Saved data entries
★ ★ ★

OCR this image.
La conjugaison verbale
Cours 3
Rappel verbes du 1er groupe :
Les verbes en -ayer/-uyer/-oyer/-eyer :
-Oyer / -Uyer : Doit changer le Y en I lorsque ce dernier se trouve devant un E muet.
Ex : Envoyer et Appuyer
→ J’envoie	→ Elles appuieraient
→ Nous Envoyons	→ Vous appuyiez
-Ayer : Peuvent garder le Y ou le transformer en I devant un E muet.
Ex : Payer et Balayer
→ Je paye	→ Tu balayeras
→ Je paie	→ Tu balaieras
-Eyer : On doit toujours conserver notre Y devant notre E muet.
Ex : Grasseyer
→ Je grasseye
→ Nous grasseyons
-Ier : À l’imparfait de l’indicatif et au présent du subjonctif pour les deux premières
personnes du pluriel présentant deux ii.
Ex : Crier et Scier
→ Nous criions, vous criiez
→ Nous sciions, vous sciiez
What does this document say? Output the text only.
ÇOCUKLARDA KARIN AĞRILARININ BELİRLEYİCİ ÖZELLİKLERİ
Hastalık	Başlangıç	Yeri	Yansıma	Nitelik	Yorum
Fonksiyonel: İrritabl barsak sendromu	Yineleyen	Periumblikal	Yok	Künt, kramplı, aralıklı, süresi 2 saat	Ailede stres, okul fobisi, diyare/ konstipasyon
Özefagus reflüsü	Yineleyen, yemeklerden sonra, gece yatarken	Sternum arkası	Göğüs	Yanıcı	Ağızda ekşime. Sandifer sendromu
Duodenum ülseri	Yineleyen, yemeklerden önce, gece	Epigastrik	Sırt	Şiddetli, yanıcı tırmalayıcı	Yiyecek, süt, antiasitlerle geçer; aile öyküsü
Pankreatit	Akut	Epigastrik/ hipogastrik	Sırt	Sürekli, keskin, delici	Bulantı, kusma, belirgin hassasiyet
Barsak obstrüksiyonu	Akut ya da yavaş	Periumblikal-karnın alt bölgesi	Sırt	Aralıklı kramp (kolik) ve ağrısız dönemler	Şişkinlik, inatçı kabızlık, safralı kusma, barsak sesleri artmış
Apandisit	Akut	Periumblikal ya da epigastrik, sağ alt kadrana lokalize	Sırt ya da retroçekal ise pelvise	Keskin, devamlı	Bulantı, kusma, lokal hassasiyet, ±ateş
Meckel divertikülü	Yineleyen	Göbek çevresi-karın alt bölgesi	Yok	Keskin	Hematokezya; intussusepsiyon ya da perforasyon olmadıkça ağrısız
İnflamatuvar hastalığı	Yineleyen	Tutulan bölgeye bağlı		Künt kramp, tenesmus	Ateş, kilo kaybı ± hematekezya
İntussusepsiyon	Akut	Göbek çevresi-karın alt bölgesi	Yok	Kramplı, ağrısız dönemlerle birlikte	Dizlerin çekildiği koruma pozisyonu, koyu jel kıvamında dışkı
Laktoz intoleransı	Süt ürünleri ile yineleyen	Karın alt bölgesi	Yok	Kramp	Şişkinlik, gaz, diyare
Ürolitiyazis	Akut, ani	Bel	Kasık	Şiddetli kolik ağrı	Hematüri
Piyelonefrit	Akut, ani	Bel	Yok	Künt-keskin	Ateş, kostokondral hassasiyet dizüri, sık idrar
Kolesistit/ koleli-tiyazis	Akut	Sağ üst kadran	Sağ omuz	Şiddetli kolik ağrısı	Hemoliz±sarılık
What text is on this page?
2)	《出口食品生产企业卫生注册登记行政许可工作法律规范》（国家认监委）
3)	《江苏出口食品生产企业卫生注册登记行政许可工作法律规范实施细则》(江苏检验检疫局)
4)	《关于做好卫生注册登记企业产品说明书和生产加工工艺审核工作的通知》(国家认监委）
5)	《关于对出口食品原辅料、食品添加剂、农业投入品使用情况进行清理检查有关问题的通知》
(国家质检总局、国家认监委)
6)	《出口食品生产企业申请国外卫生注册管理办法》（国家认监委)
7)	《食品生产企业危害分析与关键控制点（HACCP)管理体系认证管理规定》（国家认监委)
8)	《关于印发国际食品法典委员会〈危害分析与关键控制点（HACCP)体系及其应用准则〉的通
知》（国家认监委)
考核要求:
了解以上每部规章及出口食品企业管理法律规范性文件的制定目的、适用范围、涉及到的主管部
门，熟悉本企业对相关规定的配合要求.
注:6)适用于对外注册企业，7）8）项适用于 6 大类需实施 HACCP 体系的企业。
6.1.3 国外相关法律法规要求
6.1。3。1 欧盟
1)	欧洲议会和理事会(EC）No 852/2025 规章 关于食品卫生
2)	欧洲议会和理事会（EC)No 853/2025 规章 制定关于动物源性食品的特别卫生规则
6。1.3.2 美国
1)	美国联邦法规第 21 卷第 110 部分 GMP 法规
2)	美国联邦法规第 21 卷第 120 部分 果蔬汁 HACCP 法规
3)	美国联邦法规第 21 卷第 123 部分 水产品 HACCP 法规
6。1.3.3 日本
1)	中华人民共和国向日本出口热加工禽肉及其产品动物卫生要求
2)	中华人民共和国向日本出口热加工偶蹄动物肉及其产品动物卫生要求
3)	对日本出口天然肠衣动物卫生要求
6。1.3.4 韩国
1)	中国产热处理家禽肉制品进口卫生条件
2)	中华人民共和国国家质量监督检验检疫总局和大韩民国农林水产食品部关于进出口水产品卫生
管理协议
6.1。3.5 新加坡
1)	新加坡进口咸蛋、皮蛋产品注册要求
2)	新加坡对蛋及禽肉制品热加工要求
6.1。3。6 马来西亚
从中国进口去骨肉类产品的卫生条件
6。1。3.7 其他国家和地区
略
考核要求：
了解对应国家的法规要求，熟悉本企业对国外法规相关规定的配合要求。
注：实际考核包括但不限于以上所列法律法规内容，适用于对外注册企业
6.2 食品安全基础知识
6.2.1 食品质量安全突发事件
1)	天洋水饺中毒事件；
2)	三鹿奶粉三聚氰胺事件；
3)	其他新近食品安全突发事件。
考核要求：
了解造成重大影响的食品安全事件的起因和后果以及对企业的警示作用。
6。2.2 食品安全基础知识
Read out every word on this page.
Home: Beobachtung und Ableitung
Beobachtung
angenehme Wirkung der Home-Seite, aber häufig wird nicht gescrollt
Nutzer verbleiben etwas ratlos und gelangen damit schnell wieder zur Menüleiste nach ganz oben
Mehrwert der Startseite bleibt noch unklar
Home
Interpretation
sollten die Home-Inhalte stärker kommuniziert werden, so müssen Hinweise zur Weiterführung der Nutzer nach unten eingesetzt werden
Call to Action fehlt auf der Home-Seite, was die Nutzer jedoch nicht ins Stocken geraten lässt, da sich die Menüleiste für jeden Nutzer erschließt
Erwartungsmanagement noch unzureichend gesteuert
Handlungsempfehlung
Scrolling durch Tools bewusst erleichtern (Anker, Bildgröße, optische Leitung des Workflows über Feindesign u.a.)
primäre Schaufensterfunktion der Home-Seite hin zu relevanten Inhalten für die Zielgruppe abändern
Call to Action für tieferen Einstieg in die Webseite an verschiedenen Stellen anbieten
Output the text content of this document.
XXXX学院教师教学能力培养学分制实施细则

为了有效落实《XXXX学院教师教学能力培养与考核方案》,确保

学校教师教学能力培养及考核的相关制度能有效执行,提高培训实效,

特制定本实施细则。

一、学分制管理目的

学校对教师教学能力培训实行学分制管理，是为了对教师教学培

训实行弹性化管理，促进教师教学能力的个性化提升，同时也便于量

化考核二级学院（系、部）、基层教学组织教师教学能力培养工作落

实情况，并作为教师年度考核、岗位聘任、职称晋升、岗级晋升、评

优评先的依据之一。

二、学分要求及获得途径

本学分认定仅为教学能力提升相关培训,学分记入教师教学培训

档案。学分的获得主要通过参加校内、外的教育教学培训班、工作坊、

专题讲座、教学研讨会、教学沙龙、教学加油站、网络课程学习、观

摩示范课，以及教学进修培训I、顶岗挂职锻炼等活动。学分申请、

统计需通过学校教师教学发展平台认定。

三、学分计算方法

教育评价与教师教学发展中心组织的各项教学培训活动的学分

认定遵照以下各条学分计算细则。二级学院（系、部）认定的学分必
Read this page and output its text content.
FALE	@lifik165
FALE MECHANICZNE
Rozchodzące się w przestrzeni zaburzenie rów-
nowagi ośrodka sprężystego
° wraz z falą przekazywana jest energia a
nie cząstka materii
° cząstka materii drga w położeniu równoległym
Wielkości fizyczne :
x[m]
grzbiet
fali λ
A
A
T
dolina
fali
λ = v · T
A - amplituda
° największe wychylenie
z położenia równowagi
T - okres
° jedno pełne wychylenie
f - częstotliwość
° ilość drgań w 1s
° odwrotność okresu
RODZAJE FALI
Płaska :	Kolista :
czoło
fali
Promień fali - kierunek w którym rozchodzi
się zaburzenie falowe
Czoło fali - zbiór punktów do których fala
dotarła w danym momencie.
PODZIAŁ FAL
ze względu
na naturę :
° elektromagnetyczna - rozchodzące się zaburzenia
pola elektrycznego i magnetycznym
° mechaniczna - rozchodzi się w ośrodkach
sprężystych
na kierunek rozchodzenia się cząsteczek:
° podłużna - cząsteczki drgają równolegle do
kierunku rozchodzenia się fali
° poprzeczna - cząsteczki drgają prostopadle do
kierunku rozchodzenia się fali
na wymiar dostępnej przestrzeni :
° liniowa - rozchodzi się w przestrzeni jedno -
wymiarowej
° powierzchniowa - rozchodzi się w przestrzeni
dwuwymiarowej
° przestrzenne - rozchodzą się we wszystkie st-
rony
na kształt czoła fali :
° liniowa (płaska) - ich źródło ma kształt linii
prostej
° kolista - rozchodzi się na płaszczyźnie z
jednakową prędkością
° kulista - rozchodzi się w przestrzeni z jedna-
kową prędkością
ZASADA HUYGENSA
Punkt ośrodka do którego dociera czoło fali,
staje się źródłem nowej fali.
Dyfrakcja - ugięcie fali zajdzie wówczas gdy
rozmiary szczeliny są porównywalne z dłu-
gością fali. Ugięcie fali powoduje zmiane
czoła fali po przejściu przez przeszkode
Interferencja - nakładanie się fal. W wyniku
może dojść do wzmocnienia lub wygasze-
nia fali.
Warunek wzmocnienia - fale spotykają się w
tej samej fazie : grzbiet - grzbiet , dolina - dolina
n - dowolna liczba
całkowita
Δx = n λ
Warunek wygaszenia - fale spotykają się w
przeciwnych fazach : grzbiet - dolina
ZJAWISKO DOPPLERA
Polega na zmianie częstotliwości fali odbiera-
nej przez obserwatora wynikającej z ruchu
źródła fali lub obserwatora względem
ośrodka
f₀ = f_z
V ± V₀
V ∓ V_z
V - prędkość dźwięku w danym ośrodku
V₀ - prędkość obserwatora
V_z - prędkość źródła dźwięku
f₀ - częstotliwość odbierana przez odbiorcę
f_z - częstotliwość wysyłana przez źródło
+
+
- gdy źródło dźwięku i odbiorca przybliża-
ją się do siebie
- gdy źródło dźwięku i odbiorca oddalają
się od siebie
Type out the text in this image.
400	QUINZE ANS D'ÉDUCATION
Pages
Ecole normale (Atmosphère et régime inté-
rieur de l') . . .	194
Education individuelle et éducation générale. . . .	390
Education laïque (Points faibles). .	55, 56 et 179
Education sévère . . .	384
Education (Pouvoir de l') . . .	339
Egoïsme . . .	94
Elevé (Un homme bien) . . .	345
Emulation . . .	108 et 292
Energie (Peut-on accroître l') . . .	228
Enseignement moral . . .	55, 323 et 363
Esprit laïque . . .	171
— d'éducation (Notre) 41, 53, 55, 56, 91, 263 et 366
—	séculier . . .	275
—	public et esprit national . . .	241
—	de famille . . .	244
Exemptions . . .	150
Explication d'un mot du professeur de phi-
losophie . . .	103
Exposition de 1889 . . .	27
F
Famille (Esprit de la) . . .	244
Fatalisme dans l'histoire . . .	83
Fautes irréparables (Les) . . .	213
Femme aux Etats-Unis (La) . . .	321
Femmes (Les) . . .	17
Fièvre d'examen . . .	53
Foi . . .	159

★ ★ ★

GIVEN EXERCISE ->
Report the number of lines in the entries above that include the word "gece" and add nothing to it.

COMPLETED TASK ->
2